**What is being asked**
Could you copy every one of the following lines back word for word, with every character unchanged?
-- start of Stored records --
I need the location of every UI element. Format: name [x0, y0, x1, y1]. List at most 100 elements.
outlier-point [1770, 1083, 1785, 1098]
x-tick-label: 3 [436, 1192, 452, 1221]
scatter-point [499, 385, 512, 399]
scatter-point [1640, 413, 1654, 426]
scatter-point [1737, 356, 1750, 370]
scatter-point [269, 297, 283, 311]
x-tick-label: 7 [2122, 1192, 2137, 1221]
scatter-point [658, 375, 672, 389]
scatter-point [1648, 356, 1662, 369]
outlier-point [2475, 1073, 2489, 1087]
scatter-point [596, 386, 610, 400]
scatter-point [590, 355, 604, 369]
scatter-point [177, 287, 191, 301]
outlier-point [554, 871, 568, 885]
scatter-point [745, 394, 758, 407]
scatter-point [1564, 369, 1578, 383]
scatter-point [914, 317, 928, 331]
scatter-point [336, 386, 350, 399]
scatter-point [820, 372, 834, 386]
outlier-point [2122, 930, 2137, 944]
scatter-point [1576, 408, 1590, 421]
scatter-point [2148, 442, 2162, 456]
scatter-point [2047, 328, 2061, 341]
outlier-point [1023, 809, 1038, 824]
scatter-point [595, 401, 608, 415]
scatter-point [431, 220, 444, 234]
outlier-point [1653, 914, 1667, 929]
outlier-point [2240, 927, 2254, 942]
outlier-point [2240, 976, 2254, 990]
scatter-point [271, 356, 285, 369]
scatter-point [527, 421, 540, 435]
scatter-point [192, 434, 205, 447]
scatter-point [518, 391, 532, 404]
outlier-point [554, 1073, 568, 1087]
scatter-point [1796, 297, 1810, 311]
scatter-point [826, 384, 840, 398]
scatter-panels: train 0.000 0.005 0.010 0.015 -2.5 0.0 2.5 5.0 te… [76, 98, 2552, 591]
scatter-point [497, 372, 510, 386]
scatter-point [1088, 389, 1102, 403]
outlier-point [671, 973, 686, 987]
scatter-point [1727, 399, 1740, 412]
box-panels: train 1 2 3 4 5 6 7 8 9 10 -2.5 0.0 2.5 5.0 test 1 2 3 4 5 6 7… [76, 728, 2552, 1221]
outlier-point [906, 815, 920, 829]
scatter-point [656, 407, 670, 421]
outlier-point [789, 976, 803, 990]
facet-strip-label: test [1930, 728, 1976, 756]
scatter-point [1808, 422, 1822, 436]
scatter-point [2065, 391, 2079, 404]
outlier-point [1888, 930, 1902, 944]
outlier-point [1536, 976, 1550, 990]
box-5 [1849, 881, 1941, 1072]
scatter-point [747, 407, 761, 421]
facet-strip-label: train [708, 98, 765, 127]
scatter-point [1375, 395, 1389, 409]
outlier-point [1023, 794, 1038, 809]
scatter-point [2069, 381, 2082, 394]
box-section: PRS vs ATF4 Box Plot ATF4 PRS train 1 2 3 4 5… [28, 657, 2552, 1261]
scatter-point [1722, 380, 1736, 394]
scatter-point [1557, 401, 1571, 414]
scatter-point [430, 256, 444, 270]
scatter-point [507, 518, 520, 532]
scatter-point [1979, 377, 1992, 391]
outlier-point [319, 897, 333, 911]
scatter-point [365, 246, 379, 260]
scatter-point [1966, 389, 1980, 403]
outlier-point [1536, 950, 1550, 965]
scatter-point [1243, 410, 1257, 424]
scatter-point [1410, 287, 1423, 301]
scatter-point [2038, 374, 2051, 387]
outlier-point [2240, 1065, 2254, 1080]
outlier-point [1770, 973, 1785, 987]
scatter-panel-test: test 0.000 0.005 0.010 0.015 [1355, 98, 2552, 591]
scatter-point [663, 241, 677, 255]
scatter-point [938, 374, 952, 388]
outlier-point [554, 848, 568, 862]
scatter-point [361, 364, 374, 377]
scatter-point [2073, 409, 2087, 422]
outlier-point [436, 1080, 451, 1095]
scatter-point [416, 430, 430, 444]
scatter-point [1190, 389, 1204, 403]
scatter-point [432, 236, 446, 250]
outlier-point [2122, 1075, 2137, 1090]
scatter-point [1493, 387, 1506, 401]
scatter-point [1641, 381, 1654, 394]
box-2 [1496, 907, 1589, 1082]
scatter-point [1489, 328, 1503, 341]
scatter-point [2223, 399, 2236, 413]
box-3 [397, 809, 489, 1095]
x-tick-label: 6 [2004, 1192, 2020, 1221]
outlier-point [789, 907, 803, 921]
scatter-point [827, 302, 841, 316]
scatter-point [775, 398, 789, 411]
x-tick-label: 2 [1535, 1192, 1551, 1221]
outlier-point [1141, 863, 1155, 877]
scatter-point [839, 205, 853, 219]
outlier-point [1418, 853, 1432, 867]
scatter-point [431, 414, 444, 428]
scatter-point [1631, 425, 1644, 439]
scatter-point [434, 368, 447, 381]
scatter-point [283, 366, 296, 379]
-- end of Stored records --
**Answer in full**
I need the location of every UI element. Format: name [x0, y0, x1, y1]. List at most 100 elements.
outlier-point [1770, 1083, 1785, 1098]
x-tick-label: 3 [436, 1192, 452, 1221]
scatter-point [499, 385, 512, 399]
scatter-point [1640, 413, 1654, 426]
scatter-point [1737, 356, 1750, 370]
scatter-point [269, 297, 283, 311]
x-tick-label: 7 [2122, 1192, 2137, 1221]
scatter-point [658, 375, 672, 389]
scatter-point [1648, 356, 1662, 369]
outlier-point [2475, 1073, 2489, 1087]
scatter-point [596, 386, 610, 400]
scatter-point [590, 355, 604, 369]
scatter-point [177, 287, 191, 301]
outlier-point [554, 871, 568, 885]
scatter-point [745, 394, 758, 407]
scatter-point [1564, 369, 1578, 383]
scatter-point [914, 317, 928, 331]
scatter-point [336, 386, 350, 399]
scatter-point [820, 372, 834, 386]
outlier-point [2122, 930, 2137, 944]
scatter-point [1576, 408, 1590, 421]
scatter-point [2148, 442, 2162, 456]
scatter-point [2047, 328, 2061, 341]
outlier-point [1023, 809, 1038, 824]
scatter-point [595, 401, 608, 415]
scatter-point [431, 220, 444, 234]
outlier-point [1653, 914, 1667, 929]
outlier-point [2240, 927, 2254, 942]
outlier-point [2240, 976, 2254, 990]
scatter-point [271, 356, 285, 369]
scatter-point [527, 421, 540, 435]
scatter-point [192, 434, 205, 447]
scatter-point [518, 391, 532, 404]
outlier-point [554, 1073, 568, 1087]
scatter-point [1796, 297, 1810, 311]
scatter-point [826, 384, 840, 398]
scatter-panels: train 0.000 0.005 0.010 0.015 -2.5 0.0 2.5 5.0 te… [76, 98, 2552, 591]
scatter-point [497, 372, 510, 386]
scatter-point [1088, 389, 1102, 403]
outlier-point [671, 973, 686, 987]
scatter-point [1727, 399, 1740, 412]
box-panels: train 1 2 3 4 5 6 7 8 9 10 -2.5 0.0 2.5 5.0 test 1 2 3 4 5 6 7… [76, 728, 2552, 1221]
outlier-point [906, 815, 920, 829]
scatter-point [656, 407, 670, 421]
outlier-point [789, 976, 803, 990]
facet-strip-label: test [1930, 728, 1976, 756]
scatter-point [1808, 422, 1822, 436]
scatter-point [2065, 391, 2079, 404]
outlier-point [1888, 930, 1902, 944]
outlier-point [1536, 976, 1550, 990]
box-5 [1849, 881, 1941, 1072]
scatter-point [747, 407, 761, 421]
facet-strip-label: train [708, 98, 765, 127]
scatter-point [1375, 395, 1389, 409]
outlier-point [1023, 794, 1038, 809]
scatter-point [2069, 381, 2082, 394]
box-section: PRS vs ATF4 Box Plot ATF4 PRS train 1 2 3 4 5… [28, 657, 2552, 1261]
scatter-point [1722, 380, 1736, 394]
scatter-point [1557, 401, 1571, 414]
scatter-point [430, 256, 444, 270]
scatter-point [507, 518, 520, 532]
scatter-point [1979, 377, 1992, 391]
outlier-point [319, 897, 333, 911]
scatter-point [365, 246, 379, 260]
scatter-point [1966, 389, 1980, 403]
outlier-point [1536, 950, 1550, 965]
scatter-point [1243, 410, 1257, 424]
scatter-point [1410, 287, 1423, 301]
scatter-point [2038, 374, 2051, 387]
outlier-point [2240, 1065, 2254, 1080]
outlier-point [1770, 973, 1785, 987]
scatter-panel-test: test 0.000 0.005 0.010 0.015 [1355, 98, 2552, 591]
scatter-point [663, 241, 677, 255]
scatter-point [938, 374, 952, 388]
outlier-point [554, 848, 568, 862]
scatter-point [361, 364, 374, 377]
scatter-point [2073, 409, 2087, 422]
outlier-point [436, 1080, 451, 1095]
scatter-point [416, 430, 430, 444]
scatter-point [1190, 389, 1204, 403]
scatter-point [432, 236, 446, 250]
outlier-point [2122, 1075, 2137, 1090]
scatter-point [1493, 387, 1506, 401]
scatter-point [1641, 381, 1654, 394]
box-2 [1496, 907, 1589, 1082]
scatter-point [1489, 328, 1503, 341]
scatter-point [2223, 399, 2236, 413]
box-3 [397, 809, 489, 1095]
x-tick-label: 6 [2004, 1192, 2020, 1221]
outlier-point [789, 907, 803, 921]
scatter-point [827, 302, 841, 316]
scatter-point [775, 398, 789, 411]
x-tick-label: 2 [1535, 1192, 1551, 1221]
outlier-point [1141, 863, 1155, 877]
scatter-point [839, 205, 853, 219]
outlier-point [1418, 853, 1432, 867]
scatter-point [431, 414, 444, 428]
scatter-point [1631, 425, 1644, 439]
scatter-point [434, 368, 447, 381]
scatter-point [283, 366, 296, 379]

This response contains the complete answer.